*PASSAGE SHOWN*:
===============

Jules Carter Trio [Release date 16.06.14]
The Jules Carter Trio’s ‘Done Misbehaving’ is a frustrating album. The funky grooves, intricate guitar playing and tight band interplay from guitarist Jules, bassist Fingerz Carty and drummer Paul White is hampered by some lame lyrics and a fluctuating vocal style that struggles to bring presence to the songs.
It’s an album of sketched love and relationship songs, while ‘Ten Out Of Ten’ and ‘Bedroom Eyes’ struggle to rise above bedsit angst. And yet it’s not an album totally devoid of merit, because when Jules lets fly with some articulate solos, he broaches the subtly of Mark Knopfler (on ‘Ten Out Ten’) and Larry Carlton on the lyrically awful, but musically excellent ‘Blondie’.
On ‘Same Day Born’, a lightweight arrangement is suddenly given unexpected substance by an intricately woven solo, before it returns to its funky foundations. He’s far more impressive – if not a shade overly ambitious with his vocal – on the shimmering blues and cool dynamics of ‘Since You Went Away’, which again benefits from a fine tension breaking solo.
The best moment comes in tandem with Steely Dan’s Elliott Randall on the album’s anchor track, the suitably titled ‘Purdie’s Shuffle’. The ode to the great funky groove drummer Bernard Purdie, finds Jules and Elliott intertwined in extended conversational guitar lines, as an edgy tone meets delicate intricacy over a groove worthy of the song title.

===============

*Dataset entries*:
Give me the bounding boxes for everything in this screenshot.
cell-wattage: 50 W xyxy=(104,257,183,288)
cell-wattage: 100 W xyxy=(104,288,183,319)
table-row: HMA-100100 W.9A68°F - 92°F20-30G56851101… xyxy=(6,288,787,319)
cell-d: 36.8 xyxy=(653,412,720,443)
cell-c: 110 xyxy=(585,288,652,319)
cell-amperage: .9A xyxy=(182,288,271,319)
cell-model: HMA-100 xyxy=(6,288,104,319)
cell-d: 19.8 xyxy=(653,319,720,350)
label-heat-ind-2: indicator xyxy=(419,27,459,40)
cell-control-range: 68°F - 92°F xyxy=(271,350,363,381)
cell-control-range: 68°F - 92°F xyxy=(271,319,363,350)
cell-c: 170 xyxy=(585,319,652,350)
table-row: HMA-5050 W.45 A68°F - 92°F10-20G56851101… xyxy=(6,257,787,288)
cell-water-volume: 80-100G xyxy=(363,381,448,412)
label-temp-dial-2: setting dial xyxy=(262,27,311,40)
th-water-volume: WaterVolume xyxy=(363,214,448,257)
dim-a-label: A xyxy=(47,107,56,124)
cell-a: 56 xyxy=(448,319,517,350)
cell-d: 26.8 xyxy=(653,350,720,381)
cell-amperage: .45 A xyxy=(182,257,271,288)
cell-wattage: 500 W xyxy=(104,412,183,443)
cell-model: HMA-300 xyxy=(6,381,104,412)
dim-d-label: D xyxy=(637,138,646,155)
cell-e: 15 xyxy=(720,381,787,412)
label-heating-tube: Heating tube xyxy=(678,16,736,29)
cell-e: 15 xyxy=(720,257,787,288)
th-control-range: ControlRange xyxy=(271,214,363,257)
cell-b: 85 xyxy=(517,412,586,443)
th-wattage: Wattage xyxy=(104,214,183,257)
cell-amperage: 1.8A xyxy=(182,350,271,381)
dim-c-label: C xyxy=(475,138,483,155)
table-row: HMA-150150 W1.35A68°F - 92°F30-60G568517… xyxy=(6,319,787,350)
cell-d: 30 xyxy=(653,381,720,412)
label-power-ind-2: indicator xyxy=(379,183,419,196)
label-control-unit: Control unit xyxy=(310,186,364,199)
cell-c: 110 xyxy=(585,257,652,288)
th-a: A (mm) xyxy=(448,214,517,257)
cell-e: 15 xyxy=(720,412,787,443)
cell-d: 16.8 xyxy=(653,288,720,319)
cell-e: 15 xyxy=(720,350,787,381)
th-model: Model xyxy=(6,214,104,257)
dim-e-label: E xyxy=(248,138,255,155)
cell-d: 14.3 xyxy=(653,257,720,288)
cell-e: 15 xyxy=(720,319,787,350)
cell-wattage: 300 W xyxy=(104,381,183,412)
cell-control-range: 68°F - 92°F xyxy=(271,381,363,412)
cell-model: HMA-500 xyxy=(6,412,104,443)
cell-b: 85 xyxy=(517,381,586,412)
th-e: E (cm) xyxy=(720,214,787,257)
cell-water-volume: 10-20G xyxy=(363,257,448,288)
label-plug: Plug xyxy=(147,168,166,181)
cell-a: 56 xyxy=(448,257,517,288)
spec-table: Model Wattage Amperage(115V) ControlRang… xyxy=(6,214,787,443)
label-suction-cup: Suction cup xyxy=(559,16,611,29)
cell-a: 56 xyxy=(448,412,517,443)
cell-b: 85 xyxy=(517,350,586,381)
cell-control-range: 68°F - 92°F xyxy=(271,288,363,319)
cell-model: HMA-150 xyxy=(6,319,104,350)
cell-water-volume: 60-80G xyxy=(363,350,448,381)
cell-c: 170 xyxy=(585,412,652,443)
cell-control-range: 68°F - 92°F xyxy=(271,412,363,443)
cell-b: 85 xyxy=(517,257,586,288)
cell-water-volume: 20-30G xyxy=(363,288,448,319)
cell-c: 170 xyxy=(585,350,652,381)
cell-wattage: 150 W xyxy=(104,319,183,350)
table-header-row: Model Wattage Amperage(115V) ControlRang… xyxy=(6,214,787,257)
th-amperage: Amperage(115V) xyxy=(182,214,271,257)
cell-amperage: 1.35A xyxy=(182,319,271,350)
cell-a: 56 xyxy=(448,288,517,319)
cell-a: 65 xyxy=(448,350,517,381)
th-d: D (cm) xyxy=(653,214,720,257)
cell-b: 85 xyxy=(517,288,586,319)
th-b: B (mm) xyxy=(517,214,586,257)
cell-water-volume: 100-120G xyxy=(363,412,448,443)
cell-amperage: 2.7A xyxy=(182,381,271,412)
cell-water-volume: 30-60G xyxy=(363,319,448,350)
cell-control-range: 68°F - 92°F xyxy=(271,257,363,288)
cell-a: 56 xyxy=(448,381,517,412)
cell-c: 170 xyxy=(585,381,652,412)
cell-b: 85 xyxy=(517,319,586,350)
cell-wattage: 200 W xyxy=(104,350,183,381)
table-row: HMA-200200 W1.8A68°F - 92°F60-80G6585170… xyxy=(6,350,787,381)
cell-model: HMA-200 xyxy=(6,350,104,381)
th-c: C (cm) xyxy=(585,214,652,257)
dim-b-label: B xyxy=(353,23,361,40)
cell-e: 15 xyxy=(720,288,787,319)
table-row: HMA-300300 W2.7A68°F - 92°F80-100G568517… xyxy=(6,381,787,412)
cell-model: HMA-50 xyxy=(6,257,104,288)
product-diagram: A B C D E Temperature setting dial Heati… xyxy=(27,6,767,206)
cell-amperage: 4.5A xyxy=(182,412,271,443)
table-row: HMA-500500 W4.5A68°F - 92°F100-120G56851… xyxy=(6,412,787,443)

===============

*EXERCISE DIRECTIONS*:
Pick up the Jules Carter Trio album review after its final sentence and write the next part of it.

*ANSWER TO THIS PROBLEM*:
Jules’s lyrics are notably better on the ironic ‘27 Club’, as he outlines the musically departed members of the club, starting with Robert Johnson and finishing with Amy Winehouse. There’s Brian Jones, Jim Morrison, Kurt Kobain, Hendrix, and Joplin, as well as the lesser mourned Pete Ham (Badfinger) and Les Harvey (Stone The Crows): ‘Les Harvey had a bad break, a faulty lead sealed his fate, He died on stage or so the stories tell.’
Sadly, the rest of the album is a succession of mundane confessional songs which he bravely tries to rescue with some impressive guitar work and a tightly wrapped rhythm section.
The closing ‘Ma Belle’ sounds like a transcribed jazz piece with eclectic lyrics: ‘Asked me my intentions, she thought in four dimensions.’
At its best, ‘Done Misbehaving’ explores some tidy grooves, cool solos and occasional lyrical humour, but it tries too hard to be arty and as a result over extends Jules’s vocal and song writing abilities.
He’s a decent guitarist who is happy to explore a funky feel with jazzy inflections and on that basis alone there’s a case to be made for exploring simpler and fatter grooves and ditching some of the specious stories.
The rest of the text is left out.